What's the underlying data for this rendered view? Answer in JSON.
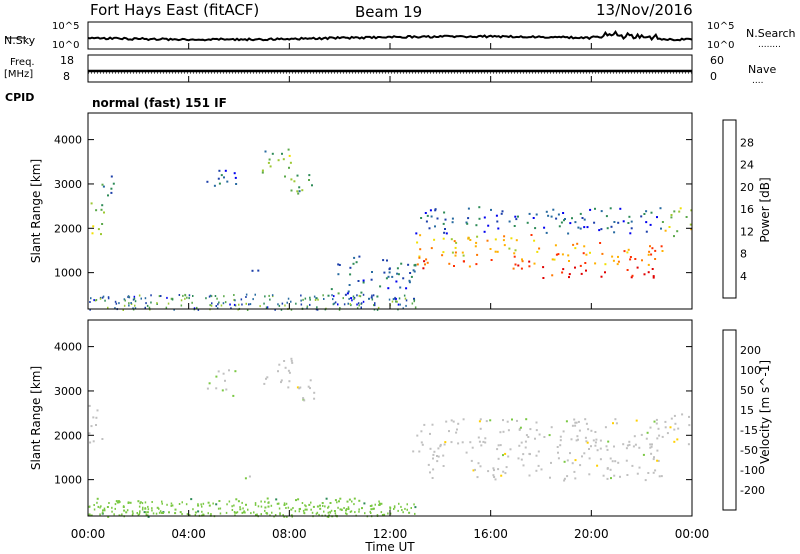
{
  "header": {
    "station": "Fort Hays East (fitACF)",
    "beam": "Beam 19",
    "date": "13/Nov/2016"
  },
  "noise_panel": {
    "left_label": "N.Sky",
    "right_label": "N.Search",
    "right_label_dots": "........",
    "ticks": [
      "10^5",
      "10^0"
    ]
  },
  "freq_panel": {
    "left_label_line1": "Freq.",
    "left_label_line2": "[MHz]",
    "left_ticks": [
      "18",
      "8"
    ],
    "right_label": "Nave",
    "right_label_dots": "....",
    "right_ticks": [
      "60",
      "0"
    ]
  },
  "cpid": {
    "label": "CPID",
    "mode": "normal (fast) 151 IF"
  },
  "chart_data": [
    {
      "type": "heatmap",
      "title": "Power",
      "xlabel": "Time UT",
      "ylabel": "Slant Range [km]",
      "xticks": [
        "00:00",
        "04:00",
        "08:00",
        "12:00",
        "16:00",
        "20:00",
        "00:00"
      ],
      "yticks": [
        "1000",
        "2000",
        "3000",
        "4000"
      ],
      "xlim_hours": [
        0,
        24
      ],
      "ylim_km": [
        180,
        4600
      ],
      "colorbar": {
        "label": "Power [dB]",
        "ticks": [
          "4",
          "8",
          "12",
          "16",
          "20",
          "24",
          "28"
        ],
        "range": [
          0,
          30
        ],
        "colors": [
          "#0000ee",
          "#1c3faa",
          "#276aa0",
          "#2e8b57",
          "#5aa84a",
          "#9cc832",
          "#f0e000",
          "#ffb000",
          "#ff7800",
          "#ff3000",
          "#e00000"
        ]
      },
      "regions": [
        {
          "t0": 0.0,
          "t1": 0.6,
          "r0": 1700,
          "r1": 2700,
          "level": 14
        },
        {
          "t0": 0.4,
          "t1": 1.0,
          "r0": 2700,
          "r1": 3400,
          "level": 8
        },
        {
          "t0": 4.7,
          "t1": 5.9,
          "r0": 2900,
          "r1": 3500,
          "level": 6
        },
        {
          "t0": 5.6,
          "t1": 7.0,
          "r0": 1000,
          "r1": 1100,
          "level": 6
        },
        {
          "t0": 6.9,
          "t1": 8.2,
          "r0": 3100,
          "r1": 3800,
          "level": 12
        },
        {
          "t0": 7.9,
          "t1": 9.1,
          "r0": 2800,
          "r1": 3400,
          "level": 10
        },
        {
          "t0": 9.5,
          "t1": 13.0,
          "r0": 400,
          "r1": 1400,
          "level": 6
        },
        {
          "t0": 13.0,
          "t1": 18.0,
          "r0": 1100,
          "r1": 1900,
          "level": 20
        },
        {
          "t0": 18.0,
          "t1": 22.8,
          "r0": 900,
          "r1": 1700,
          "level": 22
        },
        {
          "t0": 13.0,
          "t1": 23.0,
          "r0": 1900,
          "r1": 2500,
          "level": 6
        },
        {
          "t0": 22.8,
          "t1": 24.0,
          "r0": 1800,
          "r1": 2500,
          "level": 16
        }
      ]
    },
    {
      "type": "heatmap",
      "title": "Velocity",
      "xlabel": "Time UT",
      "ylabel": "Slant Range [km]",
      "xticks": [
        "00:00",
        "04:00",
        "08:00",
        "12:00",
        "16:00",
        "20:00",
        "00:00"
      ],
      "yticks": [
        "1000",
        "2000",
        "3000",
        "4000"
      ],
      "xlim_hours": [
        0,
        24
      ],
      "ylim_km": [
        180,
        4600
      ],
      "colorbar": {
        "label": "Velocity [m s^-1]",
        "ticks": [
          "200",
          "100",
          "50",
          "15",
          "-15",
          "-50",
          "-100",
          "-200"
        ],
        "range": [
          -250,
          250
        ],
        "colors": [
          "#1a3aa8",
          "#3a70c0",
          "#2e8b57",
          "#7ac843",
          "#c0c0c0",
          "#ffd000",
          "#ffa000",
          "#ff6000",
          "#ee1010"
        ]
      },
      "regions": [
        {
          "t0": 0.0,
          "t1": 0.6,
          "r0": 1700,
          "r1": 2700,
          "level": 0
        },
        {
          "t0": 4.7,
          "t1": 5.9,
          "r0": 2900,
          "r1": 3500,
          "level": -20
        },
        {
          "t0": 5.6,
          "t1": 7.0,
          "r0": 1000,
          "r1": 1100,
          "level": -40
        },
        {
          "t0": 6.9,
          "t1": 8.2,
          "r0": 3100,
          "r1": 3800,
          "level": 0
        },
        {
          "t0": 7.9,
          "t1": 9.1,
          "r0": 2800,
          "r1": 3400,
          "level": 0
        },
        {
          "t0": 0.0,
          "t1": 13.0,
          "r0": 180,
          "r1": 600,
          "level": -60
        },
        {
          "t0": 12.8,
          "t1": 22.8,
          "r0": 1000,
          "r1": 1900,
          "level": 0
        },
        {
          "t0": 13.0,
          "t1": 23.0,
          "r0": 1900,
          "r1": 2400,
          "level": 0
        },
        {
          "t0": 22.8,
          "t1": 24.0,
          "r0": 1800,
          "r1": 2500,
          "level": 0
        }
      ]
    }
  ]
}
□ □ □ □ □ □ □
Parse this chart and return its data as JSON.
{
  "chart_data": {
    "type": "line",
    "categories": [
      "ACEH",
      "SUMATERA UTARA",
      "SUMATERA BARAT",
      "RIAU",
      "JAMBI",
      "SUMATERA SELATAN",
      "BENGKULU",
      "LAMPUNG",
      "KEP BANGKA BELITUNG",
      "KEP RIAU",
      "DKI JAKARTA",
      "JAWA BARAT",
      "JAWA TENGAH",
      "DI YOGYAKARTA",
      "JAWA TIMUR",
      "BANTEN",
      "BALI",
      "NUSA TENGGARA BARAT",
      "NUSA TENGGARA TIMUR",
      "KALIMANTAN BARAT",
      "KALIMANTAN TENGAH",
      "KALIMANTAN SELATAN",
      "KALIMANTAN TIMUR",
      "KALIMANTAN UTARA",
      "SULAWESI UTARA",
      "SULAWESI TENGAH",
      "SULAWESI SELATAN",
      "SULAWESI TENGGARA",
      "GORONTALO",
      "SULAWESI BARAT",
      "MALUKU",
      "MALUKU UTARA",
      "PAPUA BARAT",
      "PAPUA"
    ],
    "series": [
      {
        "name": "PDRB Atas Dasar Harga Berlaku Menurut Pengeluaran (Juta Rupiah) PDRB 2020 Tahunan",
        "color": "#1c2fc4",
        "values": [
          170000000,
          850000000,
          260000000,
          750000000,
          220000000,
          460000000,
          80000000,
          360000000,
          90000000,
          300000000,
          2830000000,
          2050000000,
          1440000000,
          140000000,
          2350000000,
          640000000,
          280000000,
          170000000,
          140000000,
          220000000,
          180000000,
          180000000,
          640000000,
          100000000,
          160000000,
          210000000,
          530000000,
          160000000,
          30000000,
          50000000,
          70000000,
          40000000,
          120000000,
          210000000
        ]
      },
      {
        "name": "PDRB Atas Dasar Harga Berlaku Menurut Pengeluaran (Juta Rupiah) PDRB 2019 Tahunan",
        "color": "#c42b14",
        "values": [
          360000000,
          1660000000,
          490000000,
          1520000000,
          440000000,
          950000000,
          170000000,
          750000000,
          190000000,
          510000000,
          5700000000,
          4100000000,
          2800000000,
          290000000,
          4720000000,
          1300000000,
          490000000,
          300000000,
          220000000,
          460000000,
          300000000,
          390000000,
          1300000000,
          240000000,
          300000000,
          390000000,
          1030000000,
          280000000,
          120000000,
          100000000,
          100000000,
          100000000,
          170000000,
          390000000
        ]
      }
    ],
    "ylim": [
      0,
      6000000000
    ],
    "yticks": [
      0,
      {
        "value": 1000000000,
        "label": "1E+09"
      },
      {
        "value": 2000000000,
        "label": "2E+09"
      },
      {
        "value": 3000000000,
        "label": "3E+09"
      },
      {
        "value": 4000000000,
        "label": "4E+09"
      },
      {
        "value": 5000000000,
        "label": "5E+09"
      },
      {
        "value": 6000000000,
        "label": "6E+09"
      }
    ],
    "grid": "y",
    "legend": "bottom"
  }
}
□ □ □ □ □ □ □
> _EXERCISE GOAL_:
Look over the records above and copy each line that includes the string "SELATAN".

> _CORRECT RESULT_:
      "SUMATERA SELATAN",
      "KALIMANTAN SELATAN",
      "SULAWESI SELATAN",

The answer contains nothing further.